┌─ Excerpt

D had big plans for the return journey. He had spoken to the manager at the Tourist Rest House in Dhakuri, which was midway between Khati and the roadhead at Loharkhet, to book a bed for the night. The purpose of this one night stop was to generate more time to think about adding other treks he wanted me to do in the region. He was distraught, he said, that I couldn’t go to Kafni Glacier and wanted to make amends by taking me on a thrilling, adventurous hike to Sundherdunga Glacier and untouched mountains beyond. It would require him to hire tents and ropes for perilous clambers over steep cliffs, he said, wiping his hands in glee.
I was less enthusiastic about these ideas than he was. After a few days of hard walking, I was looking forward to the relative comfort of a market town like Bageshwar or Almora and lounging about doing nothing. When he sensed my indifference, he implored me to take AR along for some like-minded company. I told him we would take the call at leisure when we reached Dhakuri.
AR had other plans. On the way down to the village, he wondered if we could take a shortcut back to the roadhead instead of the longer route. This was an exciting idea. I was on a shoestring budget and while D had been a big help on this trek, his services were a luxury. It would be prudent to minimize the expenditure as much as possible and lesser time trekking meant lesser money I would need to spend.

└─

*Tasks and exercises*:
1. In the trekking account, where was the Tourist Rest House at which D booked a bed for the night?
2. Return the portion of the trekking account between "I was less enthusiastic" and "need to spend.", inclusive.
The records that come next have no connection to the trekking account.

┌─ Data entries

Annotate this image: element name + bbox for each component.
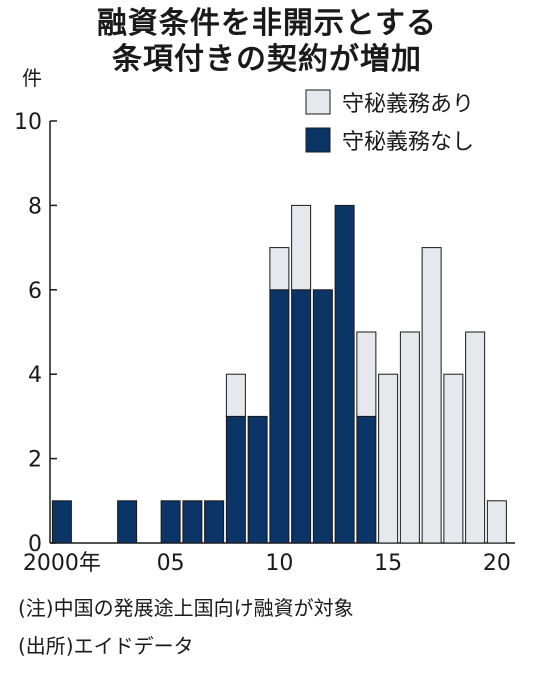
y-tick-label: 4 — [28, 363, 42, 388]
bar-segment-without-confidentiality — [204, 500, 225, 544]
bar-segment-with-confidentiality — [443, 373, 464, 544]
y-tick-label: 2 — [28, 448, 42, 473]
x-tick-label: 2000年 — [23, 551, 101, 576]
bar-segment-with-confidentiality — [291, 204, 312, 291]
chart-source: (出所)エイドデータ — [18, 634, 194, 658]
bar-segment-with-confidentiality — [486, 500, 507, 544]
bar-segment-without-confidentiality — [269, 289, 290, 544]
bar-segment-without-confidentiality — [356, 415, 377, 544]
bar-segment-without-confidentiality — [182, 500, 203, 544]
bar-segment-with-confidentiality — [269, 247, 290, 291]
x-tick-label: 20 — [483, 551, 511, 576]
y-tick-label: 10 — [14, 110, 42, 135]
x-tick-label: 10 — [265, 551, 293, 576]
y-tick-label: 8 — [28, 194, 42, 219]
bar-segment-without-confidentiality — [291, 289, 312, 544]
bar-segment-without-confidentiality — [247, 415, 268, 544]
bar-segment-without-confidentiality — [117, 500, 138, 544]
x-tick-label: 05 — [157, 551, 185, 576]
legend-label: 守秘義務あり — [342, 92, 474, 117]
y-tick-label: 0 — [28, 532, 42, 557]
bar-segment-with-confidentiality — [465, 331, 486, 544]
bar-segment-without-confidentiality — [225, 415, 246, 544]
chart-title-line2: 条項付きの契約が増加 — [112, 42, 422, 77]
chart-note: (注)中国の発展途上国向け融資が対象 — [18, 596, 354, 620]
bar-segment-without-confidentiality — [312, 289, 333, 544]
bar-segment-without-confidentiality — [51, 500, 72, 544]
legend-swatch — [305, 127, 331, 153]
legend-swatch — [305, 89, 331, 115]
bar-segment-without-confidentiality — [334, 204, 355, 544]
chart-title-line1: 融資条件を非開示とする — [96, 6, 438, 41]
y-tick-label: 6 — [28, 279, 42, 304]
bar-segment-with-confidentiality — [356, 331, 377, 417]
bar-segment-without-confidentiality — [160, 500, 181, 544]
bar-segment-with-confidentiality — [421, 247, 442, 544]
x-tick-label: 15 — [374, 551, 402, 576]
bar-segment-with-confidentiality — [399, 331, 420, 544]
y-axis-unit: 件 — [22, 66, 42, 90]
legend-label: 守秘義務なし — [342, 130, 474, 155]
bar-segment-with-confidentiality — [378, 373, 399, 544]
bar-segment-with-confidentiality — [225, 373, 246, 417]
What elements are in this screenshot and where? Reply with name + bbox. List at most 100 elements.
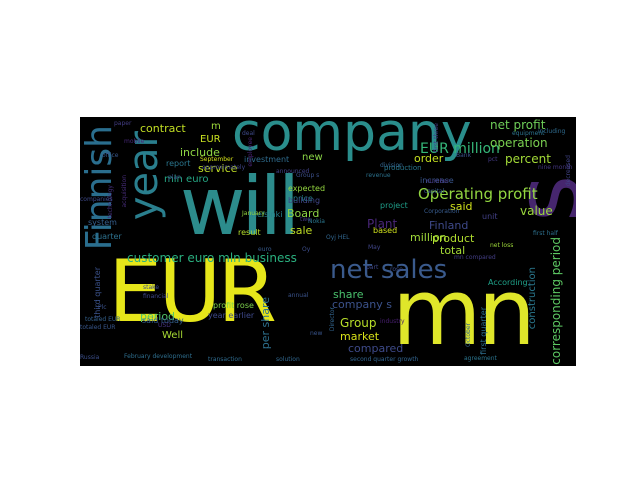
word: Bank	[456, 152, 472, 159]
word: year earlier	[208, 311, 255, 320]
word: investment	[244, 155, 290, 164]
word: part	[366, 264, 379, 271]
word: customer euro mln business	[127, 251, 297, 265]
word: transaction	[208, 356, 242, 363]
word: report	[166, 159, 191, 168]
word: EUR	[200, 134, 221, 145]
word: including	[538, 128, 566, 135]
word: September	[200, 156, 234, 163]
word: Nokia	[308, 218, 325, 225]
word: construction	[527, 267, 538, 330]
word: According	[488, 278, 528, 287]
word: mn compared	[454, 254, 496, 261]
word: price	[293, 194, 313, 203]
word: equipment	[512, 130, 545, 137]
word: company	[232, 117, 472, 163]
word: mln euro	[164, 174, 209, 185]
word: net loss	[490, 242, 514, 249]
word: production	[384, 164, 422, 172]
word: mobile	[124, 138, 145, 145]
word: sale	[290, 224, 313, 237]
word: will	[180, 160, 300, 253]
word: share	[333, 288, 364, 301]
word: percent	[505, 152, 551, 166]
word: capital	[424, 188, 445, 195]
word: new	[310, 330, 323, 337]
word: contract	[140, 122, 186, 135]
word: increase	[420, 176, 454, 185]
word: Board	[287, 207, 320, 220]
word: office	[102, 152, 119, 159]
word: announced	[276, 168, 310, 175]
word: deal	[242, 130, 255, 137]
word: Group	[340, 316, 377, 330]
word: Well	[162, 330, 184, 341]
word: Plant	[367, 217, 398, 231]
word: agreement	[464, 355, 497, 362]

└─

*Worked solutions*:
1. In Dhakuri, midway between Khati and the roadhead at Loharkhet.

2.
I was less enthusiastic about these ideas than he was. After a few days of hard walking, I was looking forward to the relative comfort of a market town like Bageshwar or Almora and lounging about doing nothing. When he sensed my indifference, he implored me to take AR along for some like-minded company. I told him we would take the call at leisure when we reached Dhakuri.
AR had other plans. On the way down to the village, he wondered if we could take a shortcut back to the roadhead instead of the longer route. This was an exciting idea. I was on a shoestring budget and while D had been a big help on this trek, his services were a luxury. It would be prudent to minimize the expenditure as much as possible and lesser time trekking meant lesser money I would need to spend.